• [OBJECTIVE] What number of lines hold the word "Tween"? State that number and nothing besides.

• [AVAILABLE RECORDS]
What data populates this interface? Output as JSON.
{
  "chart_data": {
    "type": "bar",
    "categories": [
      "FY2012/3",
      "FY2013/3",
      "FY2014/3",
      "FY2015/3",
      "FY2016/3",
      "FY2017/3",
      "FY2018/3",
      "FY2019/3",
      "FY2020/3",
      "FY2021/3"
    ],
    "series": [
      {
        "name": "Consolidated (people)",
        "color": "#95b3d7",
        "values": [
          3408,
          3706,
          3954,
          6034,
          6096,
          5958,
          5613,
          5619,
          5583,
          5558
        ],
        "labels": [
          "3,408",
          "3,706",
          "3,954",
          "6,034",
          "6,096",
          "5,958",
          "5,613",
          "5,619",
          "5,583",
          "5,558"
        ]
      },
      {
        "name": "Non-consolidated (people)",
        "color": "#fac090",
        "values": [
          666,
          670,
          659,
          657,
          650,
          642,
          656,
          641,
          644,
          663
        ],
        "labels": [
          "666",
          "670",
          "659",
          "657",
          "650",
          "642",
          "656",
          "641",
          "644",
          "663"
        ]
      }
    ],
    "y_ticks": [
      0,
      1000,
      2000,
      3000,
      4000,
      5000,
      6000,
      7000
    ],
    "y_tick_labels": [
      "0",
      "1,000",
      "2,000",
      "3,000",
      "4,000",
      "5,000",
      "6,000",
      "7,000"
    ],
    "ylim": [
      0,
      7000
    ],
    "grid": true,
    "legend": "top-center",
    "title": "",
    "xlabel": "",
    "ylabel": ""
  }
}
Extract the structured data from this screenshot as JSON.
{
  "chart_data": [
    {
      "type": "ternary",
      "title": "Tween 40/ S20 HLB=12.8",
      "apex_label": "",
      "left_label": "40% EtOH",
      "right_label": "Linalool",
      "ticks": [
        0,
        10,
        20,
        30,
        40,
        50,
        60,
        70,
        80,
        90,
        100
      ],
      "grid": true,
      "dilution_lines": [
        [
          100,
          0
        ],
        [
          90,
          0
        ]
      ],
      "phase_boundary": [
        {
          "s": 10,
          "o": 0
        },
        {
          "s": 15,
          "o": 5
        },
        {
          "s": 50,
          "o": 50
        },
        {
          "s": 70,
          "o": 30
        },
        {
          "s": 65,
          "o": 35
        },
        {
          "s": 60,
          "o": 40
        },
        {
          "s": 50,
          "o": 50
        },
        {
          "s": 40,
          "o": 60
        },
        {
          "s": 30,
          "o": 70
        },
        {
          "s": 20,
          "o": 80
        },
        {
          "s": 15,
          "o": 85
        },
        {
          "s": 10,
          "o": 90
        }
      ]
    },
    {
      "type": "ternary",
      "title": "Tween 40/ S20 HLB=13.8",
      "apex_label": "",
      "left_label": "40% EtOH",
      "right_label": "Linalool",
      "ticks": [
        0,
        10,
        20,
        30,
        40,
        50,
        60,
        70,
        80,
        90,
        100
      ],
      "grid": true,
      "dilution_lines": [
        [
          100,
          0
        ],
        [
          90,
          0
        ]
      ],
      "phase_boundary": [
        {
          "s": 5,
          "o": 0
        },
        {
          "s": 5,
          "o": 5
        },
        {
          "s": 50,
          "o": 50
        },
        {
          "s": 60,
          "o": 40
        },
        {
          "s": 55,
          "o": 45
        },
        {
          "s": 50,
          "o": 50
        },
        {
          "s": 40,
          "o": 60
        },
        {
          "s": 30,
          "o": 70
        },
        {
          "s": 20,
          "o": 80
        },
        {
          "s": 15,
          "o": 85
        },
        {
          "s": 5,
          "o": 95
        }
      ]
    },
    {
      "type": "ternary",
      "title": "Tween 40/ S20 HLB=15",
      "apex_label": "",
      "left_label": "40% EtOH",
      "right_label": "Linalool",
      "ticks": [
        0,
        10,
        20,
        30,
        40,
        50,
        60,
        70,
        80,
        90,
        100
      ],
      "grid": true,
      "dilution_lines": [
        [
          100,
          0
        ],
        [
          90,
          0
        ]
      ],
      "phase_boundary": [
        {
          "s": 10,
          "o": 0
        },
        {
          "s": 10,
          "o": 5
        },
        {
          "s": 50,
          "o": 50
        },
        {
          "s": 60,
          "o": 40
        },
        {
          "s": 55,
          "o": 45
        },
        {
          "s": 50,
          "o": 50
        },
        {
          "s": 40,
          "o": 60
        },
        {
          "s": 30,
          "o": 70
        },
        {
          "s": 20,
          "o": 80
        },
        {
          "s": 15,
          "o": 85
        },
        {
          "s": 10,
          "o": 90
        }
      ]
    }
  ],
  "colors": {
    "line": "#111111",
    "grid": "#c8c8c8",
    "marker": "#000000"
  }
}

• [RESULT OF THIS TASK] 3